= Work to be completed =
Output the data below in full, character for character.

[Data to examine]

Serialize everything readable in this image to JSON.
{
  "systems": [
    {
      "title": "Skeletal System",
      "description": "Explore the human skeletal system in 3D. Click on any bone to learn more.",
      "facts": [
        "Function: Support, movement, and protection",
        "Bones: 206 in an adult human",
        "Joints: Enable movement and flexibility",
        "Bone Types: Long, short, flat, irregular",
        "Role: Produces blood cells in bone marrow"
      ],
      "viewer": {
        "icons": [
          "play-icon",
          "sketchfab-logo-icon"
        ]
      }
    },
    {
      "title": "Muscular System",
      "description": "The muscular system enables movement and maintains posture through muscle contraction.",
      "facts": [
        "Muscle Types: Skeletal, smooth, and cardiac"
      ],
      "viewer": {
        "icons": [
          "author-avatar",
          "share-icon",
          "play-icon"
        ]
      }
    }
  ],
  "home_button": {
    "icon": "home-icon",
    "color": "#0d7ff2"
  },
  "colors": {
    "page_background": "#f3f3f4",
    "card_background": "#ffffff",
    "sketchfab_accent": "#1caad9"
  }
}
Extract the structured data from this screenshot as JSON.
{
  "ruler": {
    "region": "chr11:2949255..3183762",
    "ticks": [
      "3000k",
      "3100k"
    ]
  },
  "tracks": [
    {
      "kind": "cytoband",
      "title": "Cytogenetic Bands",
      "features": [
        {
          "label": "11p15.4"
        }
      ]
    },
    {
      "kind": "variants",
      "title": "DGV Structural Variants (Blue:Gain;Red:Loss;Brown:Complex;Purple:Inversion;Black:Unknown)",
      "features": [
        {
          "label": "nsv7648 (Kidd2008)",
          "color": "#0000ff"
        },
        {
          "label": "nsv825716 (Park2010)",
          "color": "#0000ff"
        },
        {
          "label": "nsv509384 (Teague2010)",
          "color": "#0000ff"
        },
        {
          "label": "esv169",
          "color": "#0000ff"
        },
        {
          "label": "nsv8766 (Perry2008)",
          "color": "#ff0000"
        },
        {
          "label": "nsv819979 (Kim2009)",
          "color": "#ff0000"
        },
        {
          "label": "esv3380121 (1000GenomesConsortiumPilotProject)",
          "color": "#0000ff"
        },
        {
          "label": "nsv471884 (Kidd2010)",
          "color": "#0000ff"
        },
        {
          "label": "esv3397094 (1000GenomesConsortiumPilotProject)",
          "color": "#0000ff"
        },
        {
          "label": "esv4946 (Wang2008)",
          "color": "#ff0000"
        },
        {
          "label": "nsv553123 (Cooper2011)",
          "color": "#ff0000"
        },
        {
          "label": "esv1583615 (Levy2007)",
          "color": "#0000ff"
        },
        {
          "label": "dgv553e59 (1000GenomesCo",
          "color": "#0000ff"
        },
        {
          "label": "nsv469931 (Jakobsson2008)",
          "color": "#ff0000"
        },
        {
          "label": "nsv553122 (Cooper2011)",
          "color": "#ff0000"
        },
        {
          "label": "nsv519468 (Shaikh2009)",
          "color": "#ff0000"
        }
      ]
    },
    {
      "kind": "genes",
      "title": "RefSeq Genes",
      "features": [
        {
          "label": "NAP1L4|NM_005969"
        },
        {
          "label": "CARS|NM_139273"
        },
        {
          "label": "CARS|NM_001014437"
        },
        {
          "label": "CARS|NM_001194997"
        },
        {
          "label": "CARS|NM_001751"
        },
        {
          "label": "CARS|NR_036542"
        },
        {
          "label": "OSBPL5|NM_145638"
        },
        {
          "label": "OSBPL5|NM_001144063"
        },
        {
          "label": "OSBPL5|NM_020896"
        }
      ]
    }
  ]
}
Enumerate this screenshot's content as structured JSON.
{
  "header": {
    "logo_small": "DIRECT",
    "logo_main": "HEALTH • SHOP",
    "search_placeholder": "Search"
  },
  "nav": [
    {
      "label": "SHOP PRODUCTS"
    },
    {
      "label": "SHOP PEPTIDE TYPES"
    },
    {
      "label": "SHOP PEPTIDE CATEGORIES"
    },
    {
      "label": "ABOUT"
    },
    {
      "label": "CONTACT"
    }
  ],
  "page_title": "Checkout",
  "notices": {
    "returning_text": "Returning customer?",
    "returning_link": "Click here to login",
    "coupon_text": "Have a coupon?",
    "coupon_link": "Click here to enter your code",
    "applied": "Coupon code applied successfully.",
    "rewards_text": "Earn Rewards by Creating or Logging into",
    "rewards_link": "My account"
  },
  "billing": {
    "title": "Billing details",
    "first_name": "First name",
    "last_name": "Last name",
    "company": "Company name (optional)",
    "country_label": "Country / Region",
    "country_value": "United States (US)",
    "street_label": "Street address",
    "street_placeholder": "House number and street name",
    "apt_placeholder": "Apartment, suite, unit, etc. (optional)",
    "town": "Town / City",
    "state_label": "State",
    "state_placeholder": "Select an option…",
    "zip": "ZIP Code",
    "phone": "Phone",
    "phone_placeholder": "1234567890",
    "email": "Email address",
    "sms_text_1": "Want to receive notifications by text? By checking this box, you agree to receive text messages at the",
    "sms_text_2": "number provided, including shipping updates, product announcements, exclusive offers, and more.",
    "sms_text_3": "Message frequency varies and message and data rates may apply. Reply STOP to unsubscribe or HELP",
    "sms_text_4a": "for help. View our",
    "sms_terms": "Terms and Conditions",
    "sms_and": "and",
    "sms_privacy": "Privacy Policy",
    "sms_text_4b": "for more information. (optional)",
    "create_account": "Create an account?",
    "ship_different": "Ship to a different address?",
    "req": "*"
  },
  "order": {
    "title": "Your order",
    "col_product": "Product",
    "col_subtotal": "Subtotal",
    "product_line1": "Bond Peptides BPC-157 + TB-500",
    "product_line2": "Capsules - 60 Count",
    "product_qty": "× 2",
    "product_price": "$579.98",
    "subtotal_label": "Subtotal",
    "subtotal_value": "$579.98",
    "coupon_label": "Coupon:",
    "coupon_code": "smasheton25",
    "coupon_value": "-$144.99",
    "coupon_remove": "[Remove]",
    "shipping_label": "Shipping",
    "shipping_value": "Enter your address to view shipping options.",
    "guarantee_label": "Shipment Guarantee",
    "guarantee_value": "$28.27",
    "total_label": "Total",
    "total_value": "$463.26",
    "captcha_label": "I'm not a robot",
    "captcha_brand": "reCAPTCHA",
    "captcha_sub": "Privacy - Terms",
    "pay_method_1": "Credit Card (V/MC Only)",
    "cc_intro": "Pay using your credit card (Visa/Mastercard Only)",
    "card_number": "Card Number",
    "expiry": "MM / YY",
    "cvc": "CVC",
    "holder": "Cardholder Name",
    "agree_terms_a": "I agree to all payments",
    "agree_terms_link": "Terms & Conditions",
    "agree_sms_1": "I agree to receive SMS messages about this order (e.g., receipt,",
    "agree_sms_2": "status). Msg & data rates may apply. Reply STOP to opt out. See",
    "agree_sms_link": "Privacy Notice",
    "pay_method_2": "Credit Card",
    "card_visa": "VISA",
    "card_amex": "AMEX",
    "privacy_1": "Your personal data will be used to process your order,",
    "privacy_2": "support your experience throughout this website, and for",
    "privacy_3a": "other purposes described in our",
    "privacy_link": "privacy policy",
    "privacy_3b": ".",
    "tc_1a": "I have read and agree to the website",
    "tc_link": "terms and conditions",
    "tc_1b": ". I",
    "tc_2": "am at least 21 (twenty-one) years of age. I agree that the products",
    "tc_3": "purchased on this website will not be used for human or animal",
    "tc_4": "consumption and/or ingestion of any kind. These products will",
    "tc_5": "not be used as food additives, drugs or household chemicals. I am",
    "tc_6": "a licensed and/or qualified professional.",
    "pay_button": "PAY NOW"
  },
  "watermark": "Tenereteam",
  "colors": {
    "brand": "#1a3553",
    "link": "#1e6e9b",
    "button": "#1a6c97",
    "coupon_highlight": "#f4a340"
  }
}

[/Data to examine]

= Answer to the problem =
Serialize everything readable in this image to JSON.
{
  "systems": [
    {
      "title": "Skeletal System",
      "description": "Explore the human skeletal system in 3D. Click on any bone to learn more.",
      "facts": [
        "Function: Support, movement, and protection",
        "Bones: 206 in an adult human",
        "Joints: Enable movement and flexibility",
        "Bone Types: Long, short, flat, irregular",
        "Role: Produces blood cells in bone marrow"
      ],
      "viewer": {
        "icons": [
          "play-icon",
          "sketchfab-logo-icon"
        ]
      }
    },
    {
      "title": "Muscular System",
      "description": "The muscular system enables movement and maintains posture through muscle contraction.",
      "facts": [
        "Muscle Types: Skeletal, smooth, and cardiac"
      ],
      "viewer": {
        "icons": [
          "author-avatar",
          "share-icon",
          "play-icon"
        ]
      }
    }
  ],
  "home_button": {
    "icon": "home-icon",
    "color": "#0d7ff2"
  },
  "colors": {
    "page_background": "#f3f3f4",
    "card_background": "#ffffff",
    "sketchfab_accent": "#1caad9"
  }
}
Extract the structured data from this screenshot as JSON.
{
  "ruler": {
    "region": "chr11:2949255..3183762",
    "ticks": [
      "3000k",
      "3100k"
    ]
  },
  "tracks": [
    {
      "kind": "cytoband",
      "title": "Cytogenetic Bands",
      "features": [
        {
          "label": "11p15.4"
        }
      ]
    },
    {
      "kind": "variants",
      "title": "DGV Structural Variants (Blue:Gain;Red:Loss;Brown:Complex;Purple:Inversion;Black:Unknown)",
      "features": [
        {
          "label": "nsv7648 (Kidd2008)",
          "color": "#0000ff"
        },
        {
          "label": "nsv825716 (Park2010)",
          "color": "#0000ff"
        },
        {
          "label": "nsv509384 (Teague2010)",
          "color": "#0000ff"
        },
        {
          "label": "esv169",
          "color": "#0000ff"
        },
        {
          "label": "nsv8766 (Perry2008)",
          "color": "#ff0000"
        },
        {
          "label": "nsv819979 (Kim2009)",
          "color": "#ff0000"
        },
        {
          "label": "esv3380121 (1000GenomesConsortiumPilotProject)",
          "color": "#0000ff"
        },
        {
          "label": "nsv471884 (Kidd2010)",
          "color": "#0000ff"
        },
        {
          "label": "esv3397094 (1000GenomesConsortiumPilotProject)",
          "color": "#0000ff"
        },
        {
          "label": "esv4946 (Wang2008)",
          "color": "#ff0000"
        },
        {
          "label": "nsv553123 (Cooper2011)",
          "color": "#ff0000"
        },
        {
          "label": "esv1583615 (Levy2007)",
          "color": "#0000ff"
        },
        {
          "label": "dgv553e59 (1000GenomesCo",
          "color": "#0000ff"
        },
        {
          "label": "nsv469931 (Jakobsson2008)",
          "color": "#ff0000"
        },
        {
          "label": "nsv553122 (Cooper2011)",
          "color": "#ff0000"
        },
        {
          "label": "nsv519468 (Shaikh2009)",
          "color": "#ff0000"
        }
      ]
    },
    {
      "kind": "genes",
      "title": "RefSeq Genes",
      "features": [
        {
          "label": "NAP1L4|NM_005969"
        },
        {
          "label": "CARS|NM_139273"
        },
        {
          "label": "CARS|NM_001014437"
        },
        {
          "label": "CARS|NM_001194997"
        },
        {
          "label": "CARS|NM_001751"
        },
        {
          "label": "CARS|NR_036542"
        },
        {
          "label": "OSBPL5|NM_145638"
        },
        {
          "label": "OSBPL5|NM_001144063"
        },
        {
          "label": "OSBPL5|NM_020896"
        }
      ]
    }
  ]
}
Enumerate this screenshot's content as structured JSON.
{
  "header": {
    "logo_small": "DIRECT",
    "logo_main": "HEALTH • SHOP",
    "search_placeholder": "Search"
  },
  "nav": [
    {
      "label": "SHOP PRODUCTS"
    },
    {
      "label": "SHOP PEPTIDE TYPES"
    },
    {
      "label": "SHOP PEPTIDE CATEGORIES"
    },
    {
      "label": "ABOUT"
    },
    {
      "label": "CONTACT"
    }
  ],
  "page_title": "Checkout",
  "notices": {
    "returning_text": "Returning customer?",
    "returning_link": "Click here to login",
    "coupon_text": "Have a coupon?",
    "coupon_link": "Click here to enter your code",
    "applied": "Coupon code applied successfully.",
    "rewards_text": "Earn Rewards by Creating or Logging into",
    "rewards_link": "My account"
  },
  "billing": {
    "title": "Billing details",
    "first_name": "First name",
    "last_name": "Last name",
    "company": "Company name (optional)",
    "country_label": "Country / Region",
    "country_value": "United States (US)",
    "street_label": "Street address",
    "street_placeholder": "House number and street name",
    "apt_placeholder": "Apartment, suite, unit, etc. (optional)",
    "town": "Town / City",
    "state_label": "State",
    "state_placeholder": "Select an option…",
    "zip": "ZIP Code",
    "phone": "Phone",
    "phone_placeholder": "1234567890",
    "email": "Email address",
    "sms_text_1": "Want to receive notifications by text? By checking this box, you agree to receive text messages at the",
    "sms_text_2": "number provided, including shipping updates, product announcements, exclusive offers, and more.",
    "sms_text_3": "Message frequency varies and message and data rates may apply. Reply STOP to unsubscribe or HELP",
    "sms_text_4a": "for help. View our",
    "sms_terms": "Terms and Conditions",
    "sms_and": "and",
    "sms_privacy": "Privacy Policy",
    "sms_text_4b": "for more information. (optional)",
    "create_account": "Create an account?",
    "ship_different": "Ship to a different address?",
    "req": "*"
  },
  "order": {
    "title": "Your order",
    "col_product": "Product",
    "col_subtotal": "Subtotal",
    "product_line1": "Bond Peptides BPC-157 + TB-500",
    "product_line2": "Capsules - 60 Count",
    "product_qty": "× 2",
    "product_price": "$579.98",
    "subtotal_label": "Subtotal",
    "subtotal_value": "$579.98",
    "coupon_label": "Coupon:",
    "coupon_code": "smasheton25",
    "coupon_value": "-$144.99",
    "coupon_remove": "[Remove]",
    "shipping_label": "Shipping",
    "shipping_value": "Enter your address to view shipping options.",
    "guarantee_label": "Shipment Guarantee",
    "guarantee_value": "$28.27",
    "total_label": "Total",
    "total_value": "$463.26",
    "captcha_label": "I'm not a robot",
    "captcha_brand": "reCAPTCHA",
    "captcha_sub": "Privacy - Terms",
    "pay_method_1": "Credit Card (V/MC Only)",
    "cc_intro": "Pay using your credit card (Visa/Mastercard Only)",
    "card_number": "Card Number",
    "expiry": "MM / YY",
    "cvc": "CVC",
    "holder": "Cardholder Name",
    "agree_terms_a": "I agree to all payments",
    "agree_terms_link": "Terms & Conditions",
    "agree_sms_1": "I agree to receive SMS messages about this order (e.g., receipt,",
    "agree_sms_2": "status). Msg & data rates may apply. Reply STOP to opt out. See",
    "agree_sms_link": "Privacy Notice",
    "pay_method_2": "Credit Card",
    "card_visa": "VISA",
    "card_amex": "AMEX",
    "privacy_1": "Your personal data will be used to process your order,",
    "privacy_2": "support your experience throughout this website, and for",
    "privacy_3a": "other purposes described in our",
    "privacy_link": "privacy policy",
    "privacy_3b": ".",
    "tc_1a": "I have read and agree to the website",
    "tc_link": "terms and conditions",
    "tc_1b": ". I",
    "tc_2": "am at least 21 (twenty-one) years of age. I agree that the products",
    "tc_3": "purchased on this website will not be used for human or animal",
    "tc_4": "consumption and/or ingestion of any kind. These products will",
    "tc_5": "not be used as food additives, drugs or household chemicals. I am",
    "tc_6": "a licensed and/or qualified professional.",
    "pay_button": "PAY NOW"
  },
  "watermark": "Tenereteam",
  "colors": {
    "brand": "#1a3553",
    "link": "#1e6e9b",
    "button": "#1a6c97",
    "coupon_highlight": "#f4a340"
  }
}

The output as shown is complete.